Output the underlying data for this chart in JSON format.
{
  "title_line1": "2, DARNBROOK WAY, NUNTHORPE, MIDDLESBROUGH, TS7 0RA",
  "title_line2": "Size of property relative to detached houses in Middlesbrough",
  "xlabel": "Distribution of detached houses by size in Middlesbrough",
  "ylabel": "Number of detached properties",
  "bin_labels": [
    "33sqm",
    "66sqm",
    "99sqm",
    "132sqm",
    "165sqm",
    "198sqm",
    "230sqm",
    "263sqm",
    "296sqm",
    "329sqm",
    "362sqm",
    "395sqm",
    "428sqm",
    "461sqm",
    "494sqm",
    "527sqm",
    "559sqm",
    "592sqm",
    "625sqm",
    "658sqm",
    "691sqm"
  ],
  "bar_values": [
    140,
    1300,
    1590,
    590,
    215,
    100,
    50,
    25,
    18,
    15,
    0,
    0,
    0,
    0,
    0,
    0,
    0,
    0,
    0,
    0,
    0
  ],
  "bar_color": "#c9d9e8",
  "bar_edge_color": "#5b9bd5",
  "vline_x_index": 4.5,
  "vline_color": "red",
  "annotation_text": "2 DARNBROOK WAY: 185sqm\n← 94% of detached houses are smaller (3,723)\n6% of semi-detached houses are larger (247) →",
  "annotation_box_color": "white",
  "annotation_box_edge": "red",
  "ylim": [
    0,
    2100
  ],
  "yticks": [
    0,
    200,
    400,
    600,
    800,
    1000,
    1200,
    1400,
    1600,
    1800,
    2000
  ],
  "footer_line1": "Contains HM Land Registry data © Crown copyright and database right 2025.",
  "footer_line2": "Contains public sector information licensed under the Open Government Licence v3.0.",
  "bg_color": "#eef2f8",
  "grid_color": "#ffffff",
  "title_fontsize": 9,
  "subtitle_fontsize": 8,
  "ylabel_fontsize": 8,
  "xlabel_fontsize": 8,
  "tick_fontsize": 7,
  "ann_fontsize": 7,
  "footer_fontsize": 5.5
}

####

Write out the records above again, keeping each one identical to the original.

■ Result of the exercise ■
Output the underlying data for this chart in JSON format.
{
  "title_line1": "2, DARNBROOK WAY, NUNTHORPE, MIDDLESBROUGH, TS7 0RA",
  "title_line2": "Size of property relative to detached houses in Middlesbrough",
  "xlabel": "Distribution of detached houses by size in Middlesbrough",
  "ylabel": "Number of detached properties",
  "bin_labels": [
    "33sqm",
    "66sqm",
    "99sqm",
    "132sqm",
    "165sqm",
    "198sqm",
    "230sqm",
    "263sqm",
    "296sqm",
    "329sqm",
    "362sqm",
    "395sqm",
    "428sqm",
    "461sqm",
    "494sqm",
    "527sqm",
    "559sqm",
    "592sqm",
    "625sqm",
    "658sqm",
    "691sqm"
  ],
  "bar_values": [
    140,
    1300,
    1590,
    590,
    215,
    100,
    50,
    25,
    18,
    15,
    0,
    0,
    0,
    0,
    0,
    0,
    0,
    0,
    0,
    0,
    0
  ],
  "bar_color": "#c9d9e8",
  "bar_edge_color": "#5b9bd5",
  "vline_x_index": 4.5,
  "vline_color": "red",
  "annotation_text": "2 DARNBROOK WAY: 185sqm\n← 94% of detached houses are smaller (3,723)\n6% of semi-detached houses are larger (247) →",
  "annotation_box_color": "white",
  "annotation_box_edge": "red",
  "ylim": [
    0,
    2100
  ],
  "yticks": [
    0,
    200,
    400,
    600,
    800,
    1000,
    1200,
    1400,
    1600,
    1800,
    2000
  ],
  "footer_line1": "Contains HM Land Registry data © Crown copyright and database right 2025.",
  "footer_line2": "Contains public sector information licensed under the Open Government Licence v3.0.",
  "bg_color": "#eef2f8",
  "grid_color": "#ffffff",
  "title_fontsize": 9,
  "subtitle_fontsize": 8,
  "ylabel_fontsize": 8,
  "xlabel_fontsize": 8,
  "tick_fontsize": 7,
  "ann_fontsize": 7,
  "footer_fontsize": 5.5
}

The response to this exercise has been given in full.